* WHAT YOU ARE ASKED TO DO
Rewrite the records from the start through the line containing "interval-m[interactable]: M: [347, 11, 362, 30]", changing every "candle-body" to "candlestick-body" and leaving everything else as it is.

(Element and coordinate records)
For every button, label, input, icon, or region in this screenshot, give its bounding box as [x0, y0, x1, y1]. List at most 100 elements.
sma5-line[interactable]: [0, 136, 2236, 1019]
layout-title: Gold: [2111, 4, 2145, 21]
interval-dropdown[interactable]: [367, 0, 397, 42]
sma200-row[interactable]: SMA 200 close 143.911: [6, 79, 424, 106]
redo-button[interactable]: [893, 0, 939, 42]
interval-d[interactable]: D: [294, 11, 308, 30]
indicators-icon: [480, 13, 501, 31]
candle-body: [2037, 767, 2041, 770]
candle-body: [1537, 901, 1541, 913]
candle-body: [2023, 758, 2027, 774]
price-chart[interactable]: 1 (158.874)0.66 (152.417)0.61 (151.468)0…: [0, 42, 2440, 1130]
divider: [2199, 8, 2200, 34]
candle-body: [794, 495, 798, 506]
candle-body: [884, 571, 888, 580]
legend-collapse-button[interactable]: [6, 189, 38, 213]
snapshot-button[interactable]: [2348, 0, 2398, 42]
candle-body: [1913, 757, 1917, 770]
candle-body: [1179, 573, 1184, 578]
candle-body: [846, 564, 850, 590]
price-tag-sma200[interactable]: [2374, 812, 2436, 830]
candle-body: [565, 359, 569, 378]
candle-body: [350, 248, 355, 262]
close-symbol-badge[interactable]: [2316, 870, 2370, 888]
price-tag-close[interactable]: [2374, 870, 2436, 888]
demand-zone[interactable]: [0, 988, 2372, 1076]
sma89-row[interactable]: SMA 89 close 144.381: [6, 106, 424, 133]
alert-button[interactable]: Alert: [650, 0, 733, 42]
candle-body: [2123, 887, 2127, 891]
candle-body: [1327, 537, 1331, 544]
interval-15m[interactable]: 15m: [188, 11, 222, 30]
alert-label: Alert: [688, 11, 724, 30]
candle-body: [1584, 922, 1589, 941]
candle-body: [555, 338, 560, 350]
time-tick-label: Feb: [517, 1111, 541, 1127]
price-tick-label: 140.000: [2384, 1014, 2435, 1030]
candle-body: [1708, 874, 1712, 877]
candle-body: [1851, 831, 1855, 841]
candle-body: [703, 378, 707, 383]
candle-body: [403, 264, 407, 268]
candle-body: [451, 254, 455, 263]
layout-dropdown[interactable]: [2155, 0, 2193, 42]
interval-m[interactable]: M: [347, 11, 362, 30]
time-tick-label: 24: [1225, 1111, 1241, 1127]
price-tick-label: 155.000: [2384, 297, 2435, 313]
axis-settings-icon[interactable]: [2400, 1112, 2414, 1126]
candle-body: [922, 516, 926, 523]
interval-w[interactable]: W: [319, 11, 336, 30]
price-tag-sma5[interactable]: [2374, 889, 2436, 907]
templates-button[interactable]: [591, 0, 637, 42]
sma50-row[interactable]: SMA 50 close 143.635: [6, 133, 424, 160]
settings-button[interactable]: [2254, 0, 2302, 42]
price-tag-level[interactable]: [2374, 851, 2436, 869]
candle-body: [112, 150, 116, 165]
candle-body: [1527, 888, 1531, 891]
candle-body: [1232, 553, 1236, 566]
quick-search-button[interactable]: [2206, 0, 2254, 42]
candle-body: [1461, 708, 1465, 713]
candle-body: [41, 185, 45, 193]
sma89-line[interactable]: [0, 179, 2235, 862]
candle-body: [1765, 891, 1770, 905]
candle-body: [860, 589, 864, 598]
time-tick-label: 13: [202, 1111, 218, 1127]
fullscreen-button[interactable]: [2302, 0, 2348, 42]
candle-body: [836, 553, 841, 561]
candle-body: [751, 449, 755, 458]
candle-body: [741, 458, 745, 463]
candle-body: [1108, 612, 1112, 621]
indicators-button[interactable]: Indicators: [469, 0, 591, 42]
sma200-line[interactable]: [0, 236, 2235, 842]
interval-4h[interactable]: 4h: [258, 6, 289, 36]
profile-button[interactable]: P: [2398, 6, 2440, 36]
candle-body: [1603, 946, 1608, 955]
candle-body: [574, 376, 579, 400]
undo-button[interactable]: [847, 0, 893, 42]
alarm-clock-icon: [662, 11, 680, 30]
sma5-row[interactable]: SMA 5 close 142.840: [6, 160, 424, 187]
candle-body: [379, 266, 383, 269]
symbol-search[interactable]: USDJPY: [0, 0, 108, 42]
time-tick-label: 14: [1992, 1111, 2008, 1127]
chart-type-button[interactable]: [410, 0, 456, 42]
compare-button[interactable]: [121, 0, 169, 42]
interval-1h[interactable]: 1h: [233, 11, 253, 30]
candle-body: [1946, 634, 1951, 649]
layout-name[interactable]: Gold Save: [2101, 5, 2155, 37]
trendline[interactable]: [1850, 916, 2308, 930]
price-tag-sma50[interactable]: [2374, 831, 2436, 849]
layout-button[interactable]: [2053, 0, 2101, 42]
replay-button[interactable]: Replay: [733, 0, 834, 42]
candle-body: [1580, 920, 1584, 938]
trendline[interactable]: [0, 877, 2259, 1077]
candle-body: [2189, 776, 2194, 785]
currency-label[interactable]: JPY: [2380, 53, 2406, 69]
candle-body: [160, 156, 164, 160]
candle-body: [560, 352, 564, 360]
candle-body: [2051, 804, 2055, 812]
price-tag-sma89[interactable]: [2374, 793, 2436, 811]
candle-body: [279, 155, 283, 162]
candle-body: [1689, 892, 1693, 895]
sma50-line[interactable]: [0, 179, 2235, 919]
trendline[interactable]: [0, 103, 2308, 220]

* RESPONSE BELOW
For every button, label, input, icon, or region in this screenshot, give its bounding box as [x0, y0, x1, y1]. List at most 100 elements.
sma5-line[interactable]: [0, 136, 2236, 1019]
layout-title: Gold: [2111, 4, 2145, 21]
interval-dropdown[interactable]: [367, 0, 397, 42]
sma200-row[interactable]: SMA 200 close 143.911: [6, 79, 424, 106]
redo-button[interactable]: [893, 0, 939, 42]
interval-d[interactable]: D: [294, 11, 308, 30]
indicators-icon: [480, 13, 501, 31]
candlestick-body: [2037, 767, 2041, 770]
candlestick-body: [1537, 901, 1541, 913]
candlestick-body: [2023, 758, 2027, 774]
price-chart[interactable]: 1 (158.874)0.66 (152.417)0.61 (151.468)0…: [0, 42, 2440, 1130]
divider: [2199, 8, 2200, 34]
candlestick-body: [794, 495, 798, 506]
candlestick-body: [884, 571, 888, 580]
legend-collapse-button[interactable]: [6, 189, 38, 213]
snapshot-button[interactable]: [2348, 0, 2398, 42]
candlestick-body: [1913, 757, 1917, 770]
candlestick-body: [1179, 573, 1184, 578]
candlestick-body: [846, 564, 850, 590]
price-tag-sma200[interactable]: [2374, 812, 2436, 830]
candlestick-body: [565, 359, 569, 378]
candlestick-body: [350, 248, 355, 262]
close-symbol-badge[interactable]: [2316, 870, 2370, 888]
price-tag-close[interactable]: [2374, 870, 2436, 888]
demand-zone[interactable]: [0, 988, 2372, 1076]
sma89-row[interactable]: SMA 89 close 144.381: [6, 106, 424, 133]
alert-button[interactable]: Alert: [650, 0, 733, 42]
candlestick-body: [2123, 887, 2127, 891]
candlestick-body: [1327, 537, 1331, 544]
interval-15m[interactable]: 15m: [188, 11, 222, 30]
alert-label: Alert: [688, 11, 724, 30]
candlestick-body: [1584, 922, 1589, 941]
candlestick-body: [555, 338, 560, 350]
time-tick-label: Feb: [517, 1111, 541, 1127]
price-tick-label: 140.000: [2384, 1014, 2435, 1030]
candlestick-body: [1708, 874, 1712, 877]
candlestick-body: [1851, 831, 1855, 841]
candlestick-body: [703, 378, 707, 383]
candlestick-body: [403, 264, 407, 268]
candlestick-body: [451, 254, 455, 263]
layout-dropdown[interactable]: [2155, 0, 2193, 42]
interval-m[interactable]: M: [347, 11, 362, 30]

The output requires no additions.